━━ ITEMS ━━

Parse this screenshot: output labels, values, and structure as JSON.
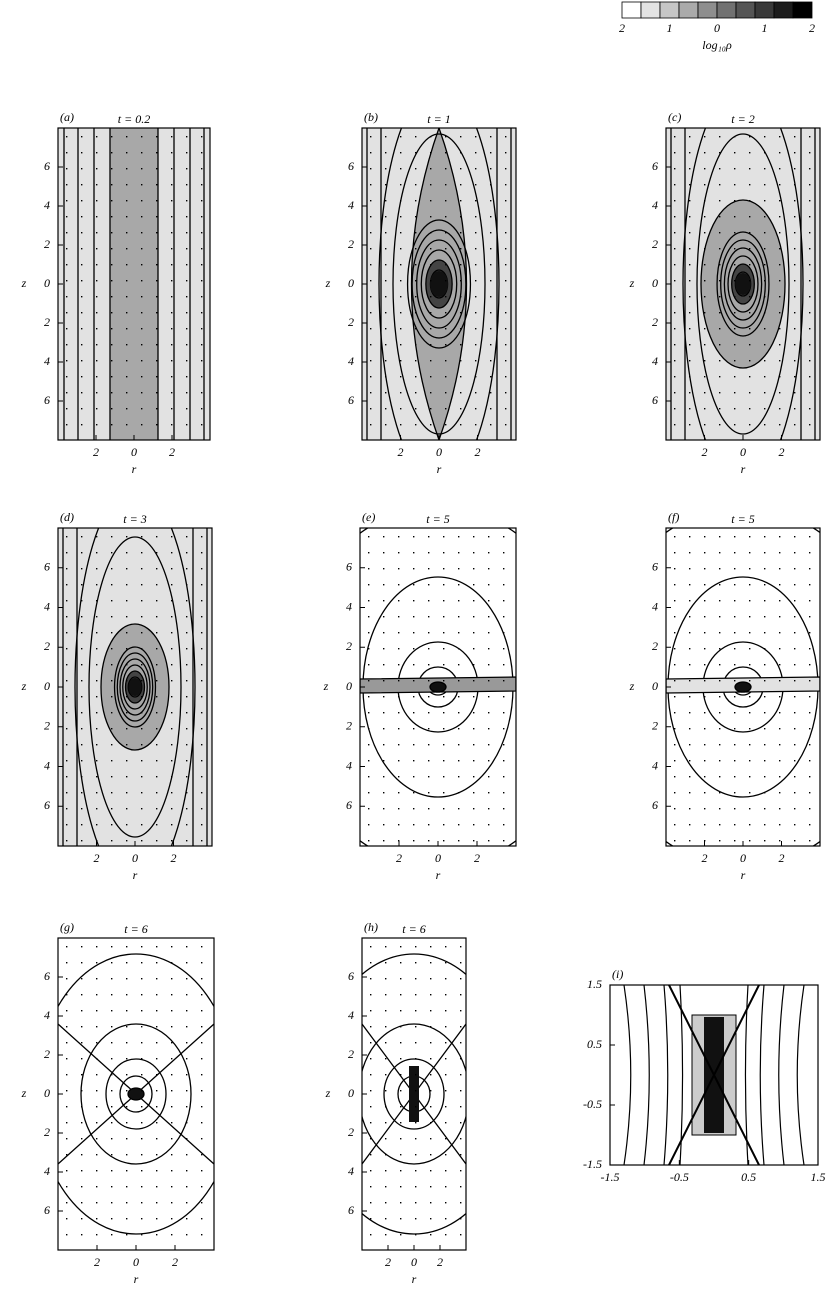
{
  "colorbar": {
    "ticks": [
      "2",
      "1",
      "0",
      "1",
      "2"
    ],
    "label": "log₁₀ρ"
  },
  "panels": [
    {
      "label": "(a)",
      "title": "t = 0.2",
      "yticks": [
        "6",
        "4",
        "2",
        "0",
        "2",
        "4",
        "6"
      ],
      "xticks": [
        "2",
        "0",
        "2"
      ],
      "ylabel": "z",
      "xlabel": "r"
    },
    {
      "label": "(b)",
      "title": "t = 1",
      "yticks": [
        "6",
        "4",
        "2",
        "0",
        "2",
        "4",
        "6"
      ],
      "xticks": [
        "2",
        "0",
        "2"
      ],
      "ylabel": "z",
      "xlabel": "r"
    },
    {
      "label": "(c)",
      "title": "t = 2",
      "yticks": [
        "6",
        "4",
        "2",
        "0",
        "2",
        "4",
        "6"
      ],
      "xticks": [
        "2",
        "0",
        "2"
      ],
      "ylabel": "z",
      "xlabel": "r"
    },
    {
      "label": "(d)",
      "title": "t = 3",
      "yticks": [
        "6",
        "4",
        "2",
        "0",
        "2",
        "4",
        "6"
      ],
      "xticks": [
        "2",
        "0",
        "2"
      ],
      "ylabel": "z",
      "xlabel": "r"
    },
    {
      "label": "(e)",
      "title": "t = 5",
      "yticks": [
        "6",
        "4",
        "2",
        "0",
        "2",
        "4",
        "6"
      ],
      "xticks": [
        "2",
        "0",
        "2"
      ],
      "ylabel": "z",
      "xlabel": "r"
    },
    {
      "label": "(f)",
      "title": "t = 5",
      "yticks": [
        "6",
        "4",
        "2",
        "0",
        "2",
        "4",
        "6"
      ],
      "xticks": [
        "2",
        "0",
        "2"
      ],
      "ylabel": "z",
      "xlabel": "r"
    },
    {
      "label": "(g)",
      "title": "t = 6",
      "yticks": [
        "6",
        "4",
        "2",
        "0",
        "2",
        "4",
        "6"
      ],
      "xticks": [
        "2",
        "0",
        "2"
      ],
      "ylabel": "z",
      "xlabel": "r"
    },
    {
      "label": "(h)",
      "title": "t = 6",
      "yticks": [
        "6",
        "4",
        "2",
        "0",
        "2",
        "4",
        "6"
      ],
      "xticks": [
        "2",
        "0",
        "2"
      ],
      "ylabel": "z",
      "xlabel": "r"
    },
    {
      "label": "(i)",
      "title": "",
      "yticks": [
        "1.5",
        "0.5",
        "-0.5",
        "-1.5"
      ],
      "xticks": [
        "-1.5",
        "-0.5",
        "0.5",
        "1.5"
      ]
    }
  ]
}
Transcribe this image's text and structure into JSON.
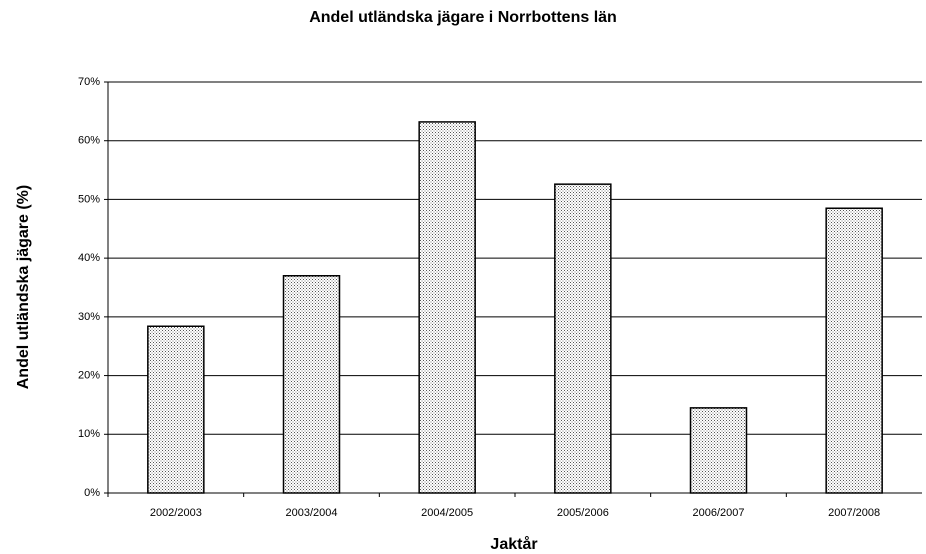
{
  "chart_data": {
    "type": "bar",
    "title": "Andel utländska jägare i Norrbottens län",
    "x_label": "Jaktår",
    "y_label": "Andel utländska jägare (%)",
    "categories": [
      "2002/2003",
      "2003/2004",
      "2004/2005",
      "2005/2006",
      "2006/2007",
      "2007/2008"
    ],
    "values": [
      28.4,
      37.0,
      63.2,
      52.6,
      14.5,
      48.5
    ],
    "ylim": [
      0,
      70
    ],
    "yticks": [
      {
        "value": 0,
        "label": "0%"
      },
      {
        "value": 10,
        "label": "10%"
      },
      {
        "value": 20,
        "label": "20%"
      },
      {
        "value": 30,
        "label": "30%"
      },
      {
        "value": 40,
        "label": "40%"
      },
      {
        "value": 50,
        "label": "50%"
      },
      {
        "value": 60,
        "label": "60%"
      },
      {
        "value": 70,
        "label": "70%"
      }
    ],
    "grid": true
  }
}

━━━

JOB →
Filter the records above for lines containing the word "values", and copy those lines.

ANSWER FOR THIS EXERCISE →
Parse this screenshot: output labels, values, and structure as JSON.
    "values": [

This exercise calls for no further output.